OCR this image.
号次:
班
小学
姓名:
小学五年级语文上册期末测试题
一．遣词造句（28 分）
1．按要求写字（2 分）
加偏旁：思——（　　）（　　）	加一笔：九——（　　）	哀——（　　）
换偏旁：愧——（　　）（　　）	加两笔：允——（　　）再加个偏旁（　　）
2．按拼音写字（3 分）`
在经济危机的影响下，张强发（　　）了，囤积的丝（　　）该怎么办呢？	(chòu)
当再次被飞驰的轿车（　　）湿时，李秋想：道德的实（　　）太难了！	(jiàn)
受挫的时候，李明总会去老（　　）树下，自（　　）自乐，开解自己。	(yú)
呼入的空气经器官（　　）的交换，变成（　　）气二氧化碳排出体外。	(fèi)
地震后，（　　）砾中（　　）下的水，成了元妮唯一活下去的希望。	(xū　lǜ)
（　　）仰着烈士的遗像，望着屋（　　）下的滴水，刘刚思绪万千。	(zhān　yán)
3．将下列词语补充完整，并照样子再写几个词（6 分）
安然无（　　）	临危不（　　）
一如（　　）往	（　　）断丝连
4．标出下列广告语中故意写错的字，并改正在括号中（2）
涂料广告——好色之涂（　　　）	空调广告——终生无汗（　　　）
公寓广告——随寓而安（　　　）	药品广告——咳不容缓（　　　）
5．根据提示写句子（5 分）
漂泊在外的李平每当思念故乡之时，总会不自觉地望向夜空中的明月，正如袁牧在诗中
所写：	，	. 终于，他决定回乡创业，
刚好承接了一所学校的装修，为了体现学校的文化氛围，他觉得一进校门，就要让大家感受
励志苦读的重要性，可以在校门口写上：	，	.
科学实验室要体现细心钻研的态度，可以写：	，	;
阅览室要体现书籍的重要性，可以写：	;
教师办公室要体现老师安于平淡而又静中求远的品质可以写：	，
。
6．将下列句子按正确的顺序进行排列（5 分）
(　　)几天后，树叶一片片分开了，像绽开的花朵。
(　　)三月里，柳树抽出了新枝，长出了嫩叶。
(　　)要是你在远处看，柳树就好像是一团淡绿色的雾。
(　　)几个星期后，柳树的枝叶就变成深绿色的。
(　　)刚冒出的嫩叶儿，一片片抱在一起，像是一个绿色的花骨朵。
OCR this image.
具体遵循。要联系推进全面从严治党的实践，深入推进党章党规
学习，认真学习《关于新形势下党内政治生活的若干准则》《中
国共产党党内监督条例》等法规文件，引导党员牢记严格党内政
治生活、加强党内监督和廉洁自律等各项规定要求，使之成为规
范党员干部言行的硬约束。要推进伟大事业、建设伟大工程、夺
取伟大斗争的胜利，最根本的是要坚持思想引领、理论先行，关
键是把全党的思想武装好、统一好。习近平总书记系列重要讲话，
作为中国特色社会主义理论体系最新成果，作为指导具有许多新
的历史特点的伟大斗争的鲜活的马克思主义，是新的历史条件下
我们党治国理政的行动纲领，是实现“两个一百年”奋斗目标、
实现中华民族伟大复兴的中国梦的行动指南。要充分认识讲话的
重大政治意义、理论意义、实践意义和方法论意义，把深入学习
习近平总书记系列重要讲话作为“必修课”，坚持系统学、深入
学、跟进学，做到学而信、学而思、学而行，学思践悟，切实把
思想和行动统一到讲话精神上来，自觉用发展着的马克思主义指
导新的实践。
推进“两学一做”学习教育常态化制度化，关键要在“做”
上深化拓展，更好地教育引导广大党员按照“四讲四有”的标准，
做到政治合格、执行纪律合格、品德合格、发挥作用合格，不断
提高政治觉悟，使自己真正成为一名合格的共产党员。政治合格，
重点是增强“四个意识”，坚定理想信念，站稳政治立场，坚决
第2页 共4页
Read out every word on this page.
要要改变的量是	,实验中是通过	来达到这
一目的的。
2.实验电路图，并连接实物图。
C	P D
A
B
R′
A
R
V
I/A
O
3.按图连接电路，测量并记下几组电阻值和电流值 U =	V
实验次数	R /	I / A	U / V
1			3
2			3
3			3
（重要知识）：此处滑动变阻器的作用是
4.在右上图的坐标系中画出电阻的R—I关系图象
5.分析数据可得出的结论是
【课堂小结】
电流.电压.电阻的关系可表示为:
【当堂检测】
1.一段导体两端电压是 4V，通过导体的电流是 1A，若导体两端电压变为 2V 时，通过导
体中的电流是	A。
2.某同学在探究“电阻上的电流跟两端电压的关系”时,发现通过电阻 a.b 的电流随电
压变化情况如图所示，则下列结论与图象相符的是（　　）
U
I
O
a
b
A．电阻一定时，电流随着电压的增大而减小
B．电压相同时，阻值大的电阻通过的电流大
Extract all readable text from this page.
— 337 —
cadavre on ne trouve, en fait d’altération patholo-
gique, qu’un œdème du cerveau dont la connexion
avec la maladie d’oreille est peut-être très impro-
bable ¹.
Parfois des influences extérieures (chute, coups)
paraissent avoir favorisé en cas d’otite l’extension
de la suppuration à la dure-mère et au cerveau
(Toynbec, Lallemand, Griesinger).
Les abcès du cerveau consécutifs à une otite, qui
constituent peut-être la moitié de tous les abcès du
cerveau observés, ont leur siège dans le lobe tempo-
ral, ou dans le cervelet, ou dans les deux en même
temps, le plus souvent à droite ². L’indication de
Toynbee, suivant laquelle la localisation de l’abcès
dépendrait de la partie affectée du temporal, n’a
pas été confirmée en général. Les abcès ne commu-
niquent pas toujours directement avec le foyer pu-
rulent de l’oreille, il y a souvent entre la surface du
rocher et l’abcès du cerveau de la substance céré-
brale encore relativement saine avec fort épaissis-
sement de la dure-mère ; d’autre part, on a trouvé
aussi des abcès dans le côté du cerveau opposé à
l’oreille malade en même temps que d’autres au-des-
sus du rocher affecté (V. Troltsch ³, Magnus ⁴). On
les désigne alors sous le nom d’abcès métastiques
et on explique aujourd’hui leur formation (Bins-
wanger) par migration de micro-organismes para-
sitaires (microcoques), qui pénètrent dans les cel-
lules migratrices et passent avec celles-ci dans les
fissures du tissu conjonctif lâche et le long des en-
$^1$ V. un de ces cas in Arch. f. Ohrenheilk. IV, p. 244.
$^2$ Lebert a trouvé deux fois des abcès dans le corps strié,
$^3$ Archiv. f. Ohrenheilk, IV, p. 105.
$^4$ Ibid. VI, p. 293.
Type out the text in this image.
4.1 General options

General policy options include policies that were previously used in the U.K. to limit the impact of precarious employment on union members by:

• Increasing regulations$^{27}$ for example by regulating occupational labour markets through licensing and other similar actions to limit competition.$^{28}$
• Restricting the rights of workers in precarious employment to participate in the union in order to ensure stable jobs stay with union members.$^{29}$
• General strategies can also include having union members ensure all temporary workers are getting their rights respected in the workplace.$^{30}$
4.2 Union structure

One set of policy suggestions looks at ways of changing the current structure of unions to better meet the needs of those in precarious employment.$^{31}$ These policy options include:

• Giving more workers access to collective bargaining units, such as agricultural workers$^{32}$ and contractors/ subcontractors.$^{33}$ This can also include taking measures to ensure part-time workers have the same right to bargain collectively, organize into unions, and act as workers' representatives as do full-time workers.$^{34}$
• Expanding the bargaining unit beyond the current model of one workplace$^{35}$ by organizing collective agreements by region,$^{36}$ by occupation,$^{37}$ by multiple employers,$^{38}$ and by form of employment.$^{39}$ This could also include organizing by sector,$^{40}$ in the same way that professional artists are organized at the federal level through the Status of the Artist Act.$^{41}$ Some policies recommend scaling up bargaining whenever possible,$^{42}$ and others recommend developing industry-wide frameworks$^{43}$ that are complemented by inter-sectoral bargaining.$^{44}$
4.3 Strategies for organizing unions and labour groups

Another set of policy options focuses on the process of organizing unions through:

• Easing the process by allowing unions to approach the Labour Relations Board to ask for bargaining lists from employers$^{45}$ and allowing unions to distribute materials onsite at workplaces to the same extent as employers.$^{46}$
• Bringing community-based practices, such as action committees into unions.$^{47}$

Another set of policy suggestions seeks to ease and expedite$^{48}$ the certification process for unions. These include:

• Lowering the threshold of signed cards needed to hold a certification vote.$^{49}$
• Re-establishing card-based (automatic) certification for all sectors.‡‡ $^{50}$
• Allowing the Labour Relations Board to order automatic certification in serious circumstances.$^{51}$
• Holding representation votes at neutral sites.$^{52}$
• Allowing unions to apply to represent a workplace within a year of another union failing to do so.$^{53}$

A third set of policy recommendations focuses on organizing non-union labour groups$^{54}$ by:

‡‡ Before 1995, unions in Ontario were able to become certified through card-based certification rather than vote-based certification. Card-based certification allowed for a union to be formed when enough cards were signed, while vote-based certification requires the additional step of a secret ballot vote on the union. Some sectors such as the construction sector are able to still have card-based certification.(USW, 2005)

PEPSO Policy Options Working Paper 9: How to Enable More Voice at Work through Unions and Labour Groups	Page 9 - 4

######

• **Exercise aim**
Scan the material above. Return every line containing the string "otite".

• **The completed task**
paraissent avoir favorisé en cas d’otite l’extension
Les abcès du cerveau consécutifs à une otite, qui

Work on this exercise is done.